[START Data shown]

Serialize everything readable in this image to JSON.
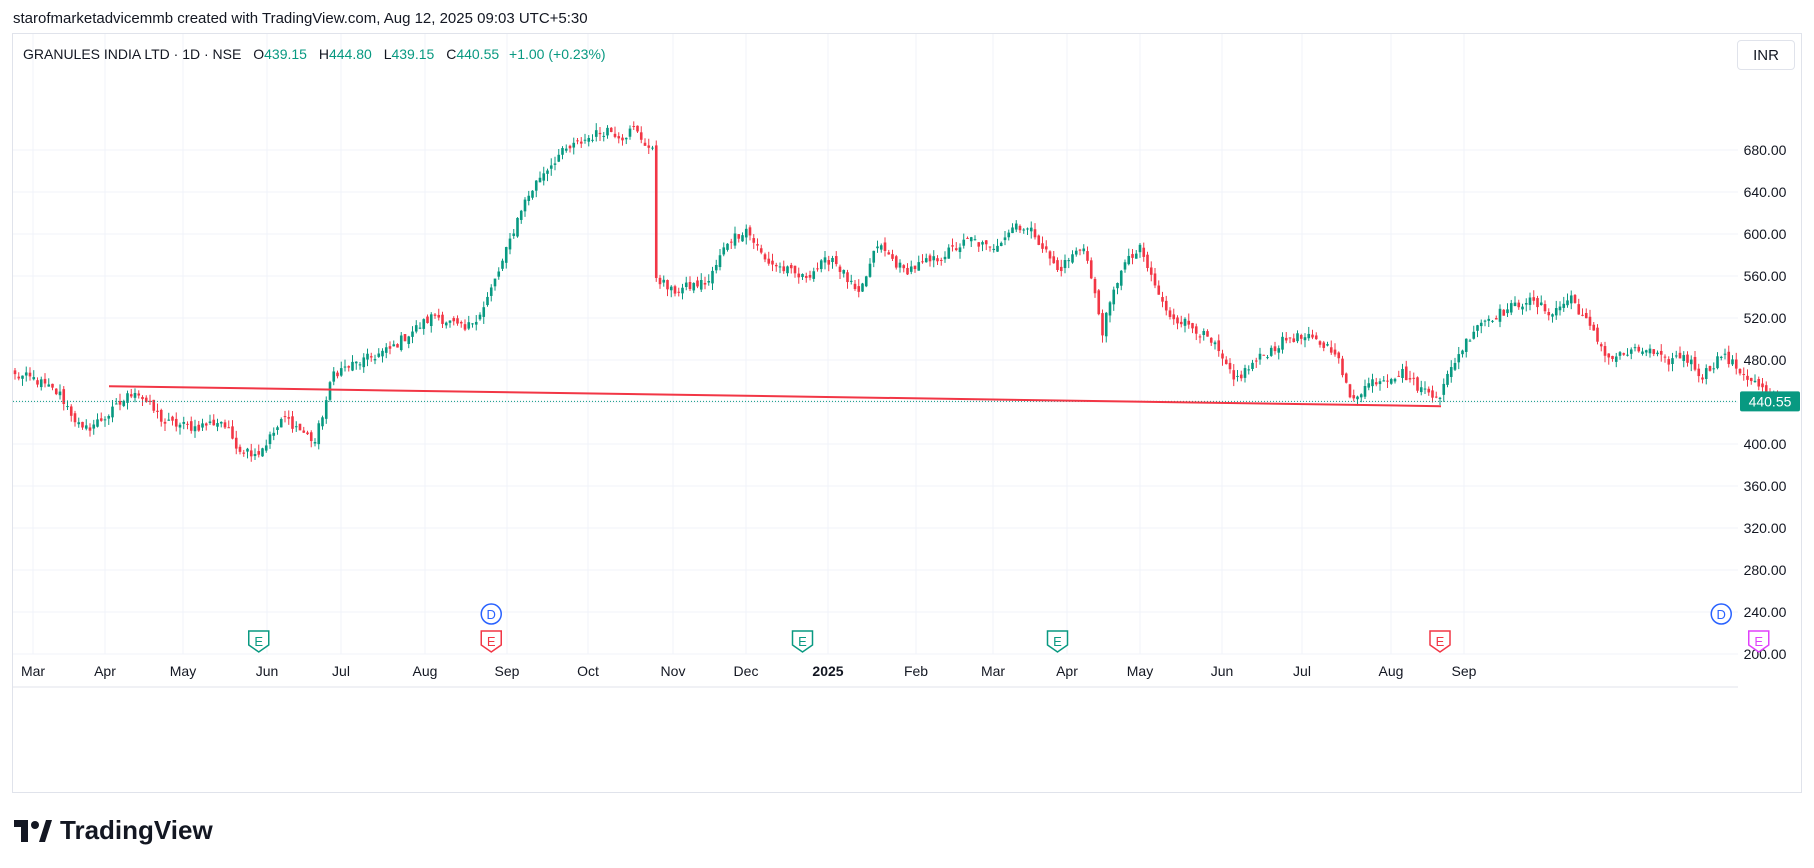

[END Data shown]
[START Data shown]

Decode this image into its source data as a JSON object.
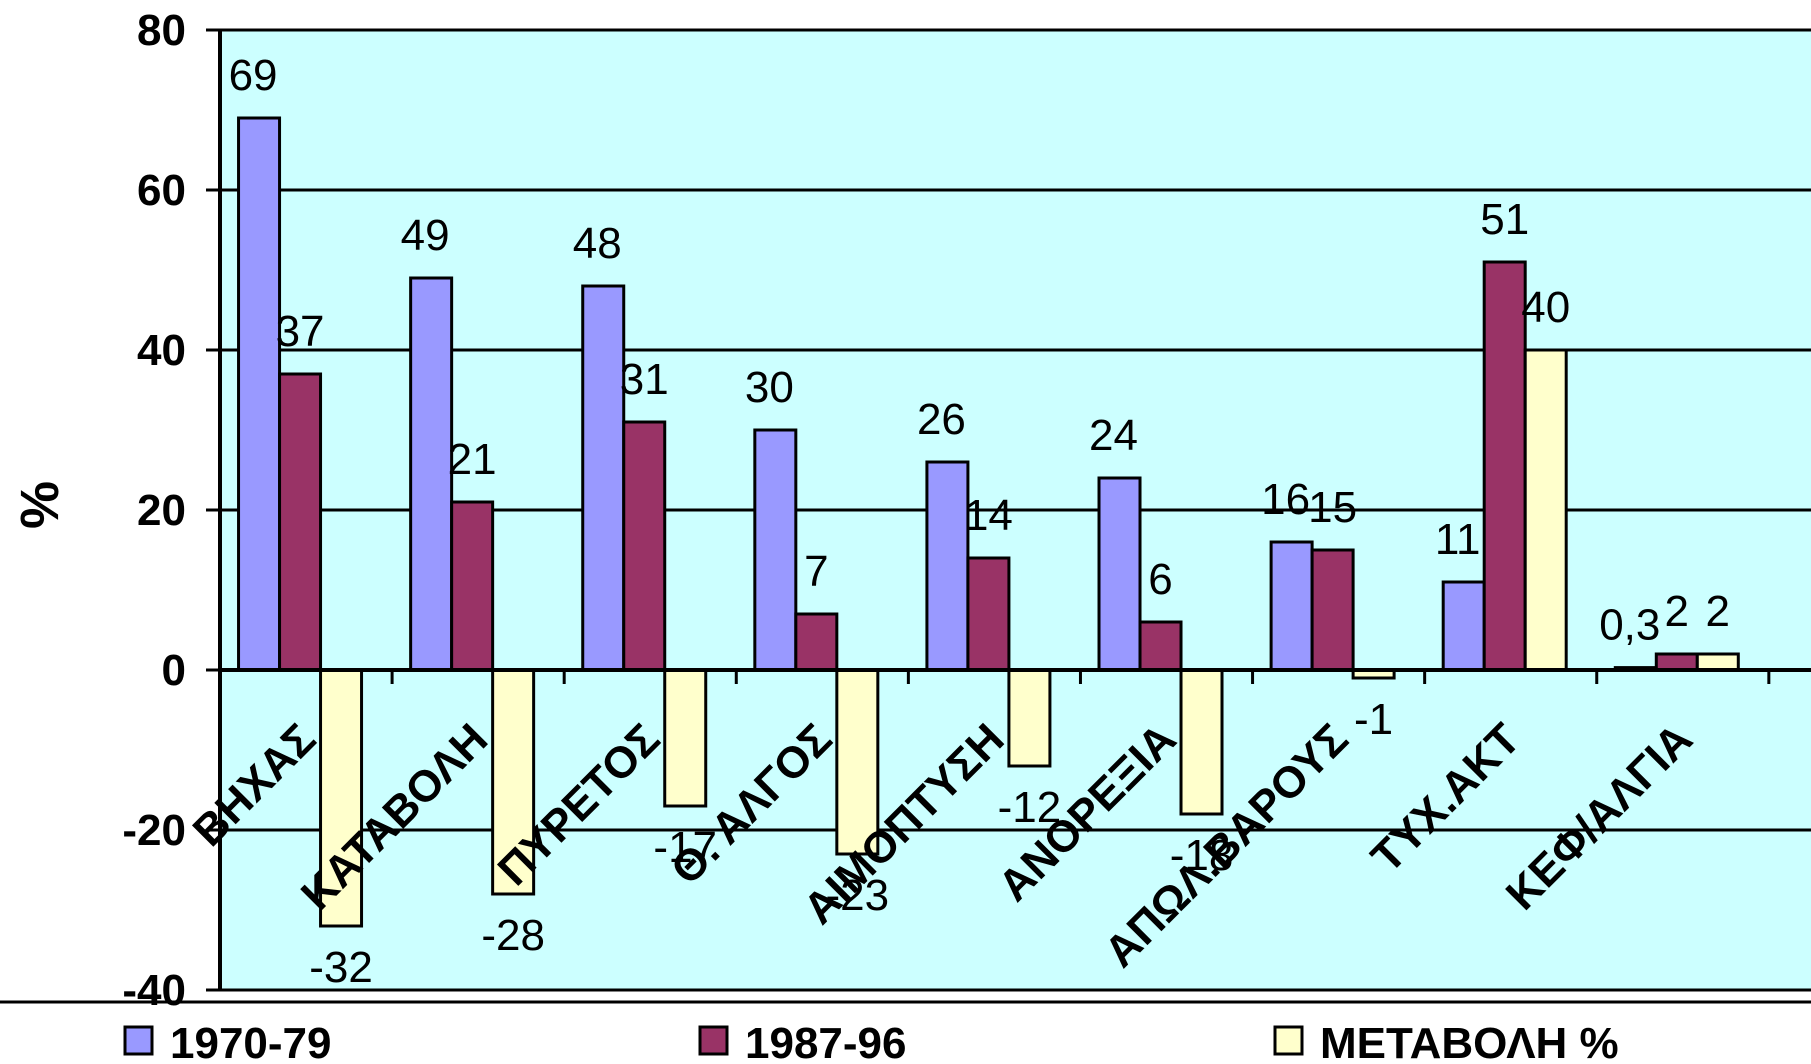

[END Data shown]
[START Data shown]

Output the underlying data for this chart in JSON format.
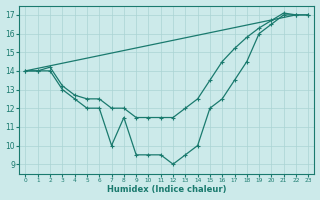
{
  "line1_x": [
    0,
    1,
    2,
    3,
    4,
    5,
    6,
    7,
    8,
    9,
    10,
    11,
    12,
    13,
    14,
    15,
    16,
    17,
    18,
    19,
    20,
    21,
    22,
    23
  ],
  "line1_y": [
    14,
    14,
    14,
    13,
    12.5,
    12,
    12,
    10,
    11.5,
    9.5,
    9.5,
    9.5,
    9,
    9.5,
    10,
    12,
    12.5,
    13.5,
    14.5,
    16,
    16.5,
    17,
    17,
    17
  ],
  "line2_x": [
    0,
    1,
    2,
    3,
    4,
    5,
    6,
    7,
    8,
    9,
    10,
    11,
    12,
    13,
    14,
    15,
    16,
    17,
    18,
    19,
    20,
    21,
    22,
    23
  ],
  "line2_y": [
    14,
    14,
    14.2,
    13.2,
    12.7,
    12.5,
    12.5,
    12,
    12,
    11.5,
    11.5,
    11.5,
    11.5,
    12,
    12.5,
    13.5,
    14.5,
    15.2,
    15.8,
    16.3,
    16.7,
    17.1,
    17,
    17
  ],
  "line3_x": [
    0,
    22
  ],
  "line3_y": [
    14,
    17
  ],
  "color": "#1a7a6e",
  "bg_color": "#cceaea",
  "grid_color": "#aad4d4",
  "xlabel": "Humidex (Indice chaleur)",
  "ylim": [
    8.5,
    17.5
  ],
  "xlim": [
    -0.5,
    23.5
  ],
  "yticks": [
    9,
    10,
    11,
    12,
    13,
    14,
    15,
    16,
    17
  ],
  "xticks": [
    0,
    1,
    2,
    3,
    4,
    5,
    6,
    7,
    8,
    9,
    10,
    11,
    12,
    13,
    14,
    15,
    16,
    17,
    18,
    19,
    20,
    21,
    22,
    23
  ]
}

[END Data shown]

### What to produce
Gather each line from the entries above that includes the word "image".

### Written reply
Serialize everything readable in this image to JSON.
Decode this image into its source data as a JSON object.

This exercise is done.